━━ DATA SECTION

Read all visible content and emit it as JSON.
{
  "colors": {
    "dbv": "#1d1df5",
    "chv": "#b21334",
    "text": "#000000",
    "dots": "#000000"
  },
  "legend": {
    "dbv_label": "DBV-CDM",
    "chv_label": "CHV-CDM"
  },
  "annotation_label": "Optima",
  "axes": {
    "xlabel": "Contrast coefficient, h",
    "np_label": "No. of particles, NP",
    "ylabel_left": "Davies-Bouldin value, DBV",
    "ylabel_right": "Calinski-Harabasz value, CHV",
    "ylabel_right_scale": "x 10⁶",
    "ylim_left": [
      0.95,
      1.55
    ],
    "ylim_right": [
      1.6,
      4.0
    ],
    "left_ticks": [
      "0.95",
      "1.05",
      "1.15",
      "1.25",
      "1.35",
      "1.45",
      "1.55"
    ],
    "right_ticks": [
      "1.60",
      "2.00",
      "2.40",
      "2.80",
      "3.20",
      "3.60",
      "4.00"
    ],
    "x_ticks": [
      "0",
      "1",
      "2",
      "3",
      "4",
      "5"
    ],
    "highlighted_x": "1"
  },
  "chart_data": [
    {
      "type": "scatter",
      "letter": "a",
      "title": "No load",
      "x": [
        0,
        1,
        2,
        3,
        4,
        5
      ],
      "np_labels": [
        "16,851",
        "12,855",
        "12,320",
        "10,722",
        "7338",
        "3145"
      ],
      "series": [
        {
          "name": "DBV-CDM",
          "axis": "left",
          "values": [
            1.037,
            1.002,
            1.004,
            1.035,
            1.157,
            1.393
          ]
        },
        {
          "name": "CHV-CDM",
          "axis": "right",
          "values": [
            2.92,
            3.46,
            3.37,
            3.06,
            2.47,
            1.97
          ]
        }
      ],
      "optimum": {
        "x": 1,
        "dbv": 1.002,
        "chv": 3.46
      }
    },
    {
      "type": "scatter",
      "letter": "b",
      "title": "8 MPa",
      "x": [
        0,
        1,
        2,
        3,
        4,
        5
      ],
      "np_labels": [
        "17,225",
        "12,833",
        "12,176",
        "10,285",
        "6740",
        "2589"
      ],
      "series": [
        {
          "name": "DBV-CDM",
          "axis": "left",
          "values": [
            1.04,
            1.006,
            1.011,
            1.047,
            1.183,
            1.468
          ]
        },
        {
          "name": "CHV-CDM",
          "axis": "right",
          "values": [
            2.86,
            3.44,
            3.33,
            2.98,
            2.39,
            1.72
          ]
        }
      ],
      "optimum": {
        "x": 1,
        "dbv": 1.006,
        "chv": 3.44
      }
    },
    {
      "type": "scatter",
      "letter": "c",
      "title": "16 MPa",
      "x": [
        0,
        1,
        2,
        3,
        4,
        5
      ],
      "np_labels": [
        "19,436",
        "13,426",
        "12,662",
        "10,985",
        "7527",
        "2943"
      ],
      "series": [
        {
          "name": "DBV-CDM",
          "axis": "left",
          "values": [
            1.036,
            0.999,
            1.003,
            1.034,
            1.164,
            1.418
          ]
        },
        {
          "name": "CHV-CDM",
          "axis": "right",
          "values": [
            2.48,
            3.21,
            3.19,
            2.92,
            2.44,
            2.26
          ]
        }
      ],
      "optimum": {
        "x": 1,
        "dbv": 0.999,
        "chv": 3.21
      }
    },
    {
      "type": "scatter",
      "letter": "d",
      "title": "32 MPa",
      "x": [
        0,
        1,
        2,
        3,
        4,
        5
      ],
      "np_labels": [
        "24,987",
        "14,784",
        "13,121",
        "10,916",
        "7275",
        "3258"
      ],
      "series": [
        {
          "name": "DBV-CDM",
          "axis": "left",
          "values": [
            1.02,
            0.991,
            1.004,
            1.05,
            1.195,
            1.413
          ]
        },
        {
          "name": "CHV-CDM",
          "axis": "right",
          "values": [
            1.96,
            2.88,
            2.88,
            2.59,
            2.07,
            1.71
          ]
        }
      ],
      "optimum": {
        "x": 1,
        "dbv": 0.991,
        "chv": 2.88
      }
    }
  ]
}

━━━━

_SHORT PROBLEM_. Give back each line above precisely as it stands.

_SOLUTION TO THIS TASK_.
Read all visible content and emit it as JSON.
{
  "colors": {
    "dbv": "#1d1df5",
    "chv": "#b21334",
    "text": "#000000",
    "dots": "#000000"
  },
  "legend": {
    "dbv_label": "DBV-CDM",
    "chv_label": "CHV-CDM"
  },
  "annotation_label": "Optima",
  "axes": {
    "xlabel": "Contrast coefficient, h",
    "np_label": "No. of particles, NP",
    "ylabel_left": "Davies-Bouldin value, DBV",
    "ylabel_right": "Calinski-Harabasz value, CHV",
    "ylabel_right_scale": "x 10⁶",
    "ylim_left": [
      0.95,
      1.55
    ],
    "ylim_right": [
      1.6,
      4.0
    ],
    "left_ticks": [
      "0.95",
      "1.05",
      "1.15",
      "1.25",
      "1.35",
      "1.45",
      "1.55"
    ],
    "right_ticks": [
      "1.60",
      "2.00",
      "2.40",
      "2.80",
      "3.20",
      "3.60",
      "4.00"
    ],
    "x_ticks": [
      "0",
      "1",
      "2",
      "3",
      "4",
      "5"
    ],
    "highlighted_x": "1"
  },
  "chart_data": [
    {
      "type": "scatter",
      "letter": "a",
      "title": "No load",
      "x": [
        0,
        1,
        2,
        3,
        4,
        5
      ],
      "np_labels": [
        "16,851",
        "12,855",
        "12,320",
        "10,722",
        "7338",
        "3145"
      ],
      "series": [
        {
          "name": "DBV-CDM",
          "axis": "left",
          "values": [
            1.037,
            1.002,
            1.004,
            1.035,
            1.157,
            1.393
          ]
        },
        {
          "name": "CHV-CDM",
          "axis": "right",
          "values": [
            2.92,
            3.46,
            3.37,
            3.06,
            2.47,
            1.97
          ]
        }
      ],
      "optimum": {
        "x": 1,
        "dbv": 1.002,
        "chv": 3.46
      }
    },
    {
      "type": "scatter",
      "letter": "b",
      "title": "8 MPa",
      "x": [
        0,
        1,
        2,
        3,
        4,
        5
      ],
      "np_labels": [
        "17,225",
        "12,833",
        "12,176",
        "10,285",
        "6740",
        "2589"
      ],
      "series": [
        {
          "name": "DBV-CDM",
          "axis": "left",
          "values": [
            1.04,
            1.006,
            1.011,
            1.047,
            1.183,
            1.468
          ]
        },
        {
          "name": "CHV-CDM",
          "axis": "right",
          "values": [
            2.86,
            3.44,
            3.33,
            2.98,
            2.39,
            1.72
          ]
        }
      ],
      "optimum": {
        "x": 1,
        "dbv": 1.006,
        "chv": 3.44
      }
    },
    {
      "type": "scatter",
      "letter": "c",
      "title": "16 MPa",
      "x": [
        0,
        1,
        2,
        3,
        4,
        5
      ],
      "np_labels": [
        "19,436",
        "13,426",
        "12,662",
        "10,985",
        "7527",
        "2943"
      ],
      "series": [
        {
          "name": "DBV-CDM",
          "axis": "left",
          "values": [
            1.036,
            0.999,
            1.003,
            1.034,
            1.164,
            1.418
          ]
        },
        {
          "name": "CHV-CDM",
          "axis": "right",
          "values": [
            2.48,
            3.21,
            3.19,
            2.92,
            2.44,
            2.26
          ]
        }
      ],
      "optimum": {
        "x": 1,
        "dbv": 0.999,
        "chv": 3.21
      }
    },
    {
      "type": "scatter",
      "letter": "d",
      "title": "32 MPa",
      "x": [
        0,
        1,
        2,
        3,
        4,
        5
      ],
      "np_labels": [
        "24,987",
        "14,784",
        "13,121",
        "10,916",
        "7275",
        "3258"
      ],
      "series": [
        {
          "name": "DBV-CDM",
          "axis": "left",
          "values": [
            1.02,
            0.991,
            1.004,
            1.05,
            1.195,
            1.413
          ]
        },
        {
          "name": "CHV-CDM",
          "axis": "right",
          "values": [
            1.96,
            2.88,
            2.88,
            2.59,
            2.07,
            1.71
          ]
        }
      ],
      "optimum": {
        "x": 1,
        "dbv": 0.991,
        "chv": 2.88
      }
    }
  ]
}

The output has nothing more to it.